■ To be done ■
From the entries below, pull out each line where "when" appears.

BEGIN Excerpted data

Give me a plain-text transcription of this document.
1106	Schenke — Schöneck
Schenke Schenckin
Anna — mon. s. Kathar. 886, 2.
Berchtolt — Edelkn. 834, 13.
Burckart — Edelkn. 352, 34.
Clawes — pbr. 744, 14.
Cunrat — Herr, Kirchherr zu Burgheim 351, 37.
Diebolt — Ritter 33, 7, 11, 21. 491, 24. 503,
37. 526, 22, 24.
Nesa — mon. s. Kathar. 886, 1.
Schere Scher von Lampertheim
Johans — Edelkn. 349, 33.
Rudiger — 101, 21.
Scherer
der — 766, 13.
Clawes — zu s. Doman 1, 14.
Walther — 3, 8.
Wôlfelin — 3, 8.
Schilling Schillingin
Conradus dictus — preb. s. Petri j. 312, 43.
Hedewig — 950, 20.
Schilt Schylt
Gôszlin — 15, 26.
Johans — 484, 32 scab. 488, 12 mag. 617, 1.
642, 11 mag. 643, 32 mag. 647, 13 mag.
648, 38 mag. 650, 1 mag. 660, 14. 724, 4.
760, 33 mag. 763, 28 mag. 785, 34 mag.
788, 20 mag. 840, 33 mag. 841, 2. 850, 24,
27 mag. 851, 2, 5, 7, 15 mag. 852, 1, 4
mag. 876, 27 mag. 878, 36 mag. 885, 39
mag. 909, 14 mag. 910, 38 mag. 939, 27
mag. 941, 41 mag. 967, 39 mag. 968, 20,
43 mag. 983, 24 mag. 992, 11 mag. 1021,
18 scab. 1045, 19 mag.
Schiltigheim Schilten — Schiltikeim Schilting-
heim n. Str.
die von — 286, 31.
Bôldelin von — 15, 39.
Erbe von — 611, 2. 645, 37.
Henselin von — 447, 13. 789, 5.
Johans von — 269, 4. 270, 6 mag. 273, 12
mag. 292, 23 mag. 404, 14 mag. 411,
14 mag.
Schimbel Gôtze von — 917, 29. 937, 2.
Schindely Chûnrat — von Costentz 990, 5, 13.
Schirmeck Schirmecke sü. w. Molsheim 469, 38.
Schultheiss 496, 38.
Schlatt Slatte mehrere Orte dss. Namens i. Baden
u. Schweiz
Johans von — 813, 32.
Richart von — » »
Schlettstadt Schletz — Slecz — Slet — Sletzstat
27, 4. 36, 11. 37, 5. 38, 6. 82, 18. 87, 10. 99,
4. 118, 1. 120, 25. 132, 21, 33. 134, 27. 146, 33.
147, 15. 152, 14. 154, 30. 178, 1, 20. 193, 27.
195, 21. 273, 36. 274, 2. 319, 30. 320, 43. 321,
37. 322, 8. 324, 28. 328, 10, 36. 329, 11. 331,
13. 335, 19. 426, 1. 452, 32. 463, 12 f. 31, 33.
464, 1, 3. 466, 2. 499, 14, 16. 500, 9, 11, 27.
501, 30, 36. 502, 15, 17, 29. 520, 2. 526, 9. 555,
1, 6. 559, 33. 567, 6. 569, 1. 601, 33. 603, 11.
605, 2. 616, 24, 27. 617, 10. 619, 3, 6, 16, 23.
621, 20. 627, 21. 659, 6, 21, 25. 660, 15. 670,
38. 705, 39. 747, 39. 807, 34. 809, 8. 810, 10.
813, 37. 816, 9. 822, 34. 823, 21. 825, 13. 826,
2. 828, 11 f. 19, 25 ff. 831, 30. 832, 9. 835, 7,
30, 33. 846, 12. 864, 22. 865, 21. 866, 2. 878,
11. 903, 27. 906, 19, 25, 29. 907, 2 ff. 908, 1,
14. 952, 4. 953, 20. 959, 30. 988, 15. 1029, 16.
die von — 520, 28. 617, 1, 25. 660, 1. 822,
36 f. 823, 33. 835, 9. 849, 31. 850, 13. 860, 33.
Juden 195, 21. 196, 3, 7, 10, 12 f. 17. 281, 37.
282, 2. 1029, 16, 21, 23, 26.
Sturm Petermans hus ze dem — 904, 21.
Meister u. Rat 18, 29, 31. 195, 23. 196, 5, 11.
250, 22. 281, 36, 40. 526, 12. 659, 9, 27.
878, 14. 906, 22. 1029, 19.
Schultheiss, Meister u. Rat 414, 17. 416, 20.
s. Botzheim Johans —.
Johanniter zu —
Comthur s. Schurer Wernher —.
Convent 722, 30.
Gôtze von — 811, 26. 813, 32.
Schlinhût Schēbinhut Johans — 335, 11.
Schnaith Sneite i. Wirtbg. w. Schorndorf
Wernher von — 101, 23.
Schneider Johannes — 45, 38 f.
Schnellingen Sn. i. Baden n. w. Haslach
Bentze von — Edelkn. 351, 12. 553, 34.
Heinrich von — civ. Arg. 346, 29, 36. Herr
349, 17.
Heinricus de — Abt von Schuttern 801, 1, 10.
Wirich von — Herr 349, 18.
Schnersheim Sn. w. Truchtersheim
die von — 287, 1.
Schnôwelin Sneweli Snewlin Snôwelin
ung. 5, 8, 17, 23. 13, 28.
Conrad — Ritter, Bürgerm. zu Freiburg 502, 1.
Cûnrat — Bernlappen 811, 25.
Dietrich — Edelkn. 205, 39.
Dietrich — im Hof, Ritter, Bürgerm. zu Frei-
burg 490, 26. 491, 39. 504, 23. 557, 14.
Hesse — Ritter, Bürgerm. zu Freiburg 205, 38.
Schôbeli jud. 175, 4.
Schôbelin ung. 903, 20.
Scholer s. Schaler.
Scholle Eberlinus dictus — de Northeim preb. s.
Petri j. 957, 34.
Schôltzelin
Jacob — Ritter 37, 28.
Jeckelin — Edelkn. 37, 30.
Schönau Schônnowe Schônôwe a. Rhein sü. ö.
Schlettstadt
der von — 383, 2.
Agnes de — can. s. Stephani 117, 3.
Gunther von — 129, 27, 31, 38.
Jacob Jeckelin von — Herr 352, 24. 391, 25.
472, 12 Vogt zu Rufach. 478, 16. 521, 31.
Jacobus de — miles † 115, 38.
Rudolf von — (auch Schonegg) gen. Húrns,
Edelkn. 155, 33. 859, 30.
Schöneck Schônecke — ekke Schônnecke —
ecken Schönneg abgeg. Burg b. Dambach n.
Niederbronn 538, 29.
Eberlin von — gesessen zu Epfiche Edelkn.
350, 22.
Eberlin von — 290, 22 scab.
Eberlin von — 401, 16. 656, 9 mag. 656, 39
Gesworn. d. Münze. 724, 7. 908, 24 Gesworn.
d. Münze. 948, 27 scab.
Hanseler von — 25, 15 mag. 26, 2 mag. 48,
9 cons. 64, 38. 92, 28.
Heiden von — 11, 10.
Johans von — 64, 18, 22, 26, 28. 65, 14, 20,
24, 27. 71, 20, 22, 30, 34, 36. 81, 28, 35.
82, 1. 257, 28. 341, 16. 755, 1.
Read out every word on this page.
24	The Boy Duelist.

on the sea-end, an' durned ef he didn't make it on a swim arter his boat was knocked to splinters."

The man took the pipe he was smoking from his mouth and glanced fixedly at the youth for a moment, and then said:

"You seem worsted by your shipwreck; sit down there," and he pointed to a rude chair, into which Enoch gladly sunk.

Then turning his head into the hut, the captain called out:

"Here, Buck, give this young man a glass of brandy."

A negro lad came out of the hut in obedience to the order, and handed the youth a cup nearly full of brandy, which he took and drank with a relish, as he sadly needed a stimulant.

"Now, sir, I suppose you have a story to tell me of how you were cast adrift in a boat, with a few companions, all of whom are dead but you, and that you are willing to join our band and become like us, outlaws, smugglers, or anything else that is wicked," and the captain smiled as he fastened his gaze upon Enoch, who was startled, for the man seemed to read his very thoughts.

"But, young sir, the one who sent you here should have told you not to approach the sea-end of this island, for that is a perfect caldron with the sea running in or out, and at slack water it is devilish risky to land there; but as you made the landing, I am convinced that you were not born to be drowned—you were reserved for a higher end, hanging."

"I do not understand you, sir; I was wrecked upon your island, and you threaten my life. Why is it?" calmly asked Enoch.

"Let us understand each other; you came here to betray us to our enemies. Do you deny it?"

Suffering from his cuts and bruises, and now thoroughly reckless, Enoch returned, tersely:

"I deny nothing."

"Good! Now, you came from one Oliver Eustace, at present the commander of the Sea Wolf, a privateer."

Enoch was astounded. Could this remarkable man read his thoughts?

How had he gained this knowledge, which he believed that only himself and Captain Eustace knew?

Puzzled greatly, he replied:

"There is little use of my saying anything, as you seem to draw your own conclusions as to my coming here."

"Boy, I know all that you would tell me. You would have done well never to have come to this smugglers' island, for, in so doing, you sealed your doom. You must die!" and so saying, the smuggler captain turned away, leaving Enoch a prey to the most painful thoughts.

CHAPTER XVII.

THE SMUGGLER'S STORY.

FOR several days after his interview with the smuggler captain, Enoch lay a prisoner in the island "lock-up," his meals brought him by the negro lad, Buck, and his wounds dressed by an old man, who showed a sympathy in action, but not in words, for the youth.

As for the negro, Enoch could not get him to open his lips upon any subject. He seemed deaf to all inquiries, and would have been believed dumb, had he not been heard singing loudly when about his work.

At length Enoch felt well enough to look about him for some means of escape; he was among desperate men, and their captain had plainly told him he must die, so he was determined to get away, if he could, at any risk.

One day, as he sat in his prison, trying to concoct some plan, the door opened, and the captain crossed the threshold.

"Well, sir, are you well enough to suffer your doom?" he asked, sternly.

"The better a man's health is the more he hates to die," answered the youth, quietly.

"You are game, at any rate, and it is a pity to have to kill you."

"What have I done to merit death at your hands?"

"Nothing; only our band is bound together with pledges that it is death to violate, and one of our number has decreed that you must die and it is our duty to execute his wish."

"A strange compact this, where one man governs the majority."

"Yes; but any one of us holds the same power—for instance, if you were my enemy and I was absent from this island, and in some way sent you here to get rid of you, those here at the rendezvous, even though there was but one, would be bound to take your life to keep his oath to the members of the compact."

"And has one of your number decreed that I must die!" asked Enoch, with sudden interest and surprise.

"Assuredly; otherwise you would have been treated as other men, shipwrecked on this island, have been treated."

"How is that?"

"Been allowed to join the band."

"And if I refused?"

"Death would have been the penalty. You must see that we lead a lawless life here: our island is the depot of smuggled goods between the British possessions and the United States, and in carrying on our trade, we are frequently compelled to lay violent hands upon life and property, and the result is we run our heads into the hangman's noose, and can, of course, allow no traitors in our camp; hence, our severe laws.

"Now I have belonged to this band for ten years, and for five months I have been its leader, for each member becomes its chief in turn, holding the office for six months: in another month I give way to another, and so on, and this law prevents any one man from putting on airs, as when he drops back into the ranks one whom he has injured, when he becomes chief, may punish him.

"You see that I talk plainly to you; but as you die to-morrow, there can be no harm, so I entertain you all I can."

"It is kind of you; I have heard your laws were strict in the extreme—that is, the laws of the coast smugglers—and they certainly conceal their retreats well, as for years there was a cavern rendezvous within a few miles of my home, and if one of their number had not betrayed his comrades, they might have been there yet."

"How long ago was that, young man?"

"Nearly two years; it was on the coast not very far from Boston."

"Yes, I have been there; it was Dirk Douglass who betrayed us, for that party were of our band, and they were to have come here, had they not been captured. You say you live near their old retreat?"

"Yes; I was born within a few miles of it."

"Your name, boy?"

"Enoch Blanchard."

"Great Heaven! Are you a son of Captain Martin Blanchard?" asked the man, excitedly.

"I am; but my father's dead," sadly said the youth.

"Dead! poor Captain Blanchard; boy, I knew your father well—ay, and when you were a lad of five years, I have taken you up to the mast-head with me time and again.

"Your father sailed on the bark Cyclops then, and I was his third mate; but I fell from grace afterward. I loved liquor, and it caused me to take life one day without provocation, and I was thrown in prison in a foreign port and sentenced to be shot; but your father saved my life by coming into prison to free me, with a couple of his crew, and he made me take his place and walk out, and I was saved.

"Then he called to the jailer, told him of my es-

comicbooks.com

END Excerpted data

■ Final answer ■
As for the negro, Enoch could not get him to open his lips upon any subject. He seemed deaf to all inquiries, and would have been believed dumb, had he not been heard singing loudly when about his work.
"Now I have belonged to this band for ten years, and for five months I have been its leader, for each member becomes its chief in turn, holding the office for six months: in another month I give way to another, and so on, and this law prevents any one man from putting on airs, as when he drops back into the ranks one whom he has injured, when he becomes chief, may punish him.
"Dead! poor Captain Blanchard; boy, I knew your father well—ay, and when you were a lad of five years, I have taken you up to the mast-head with me time and again.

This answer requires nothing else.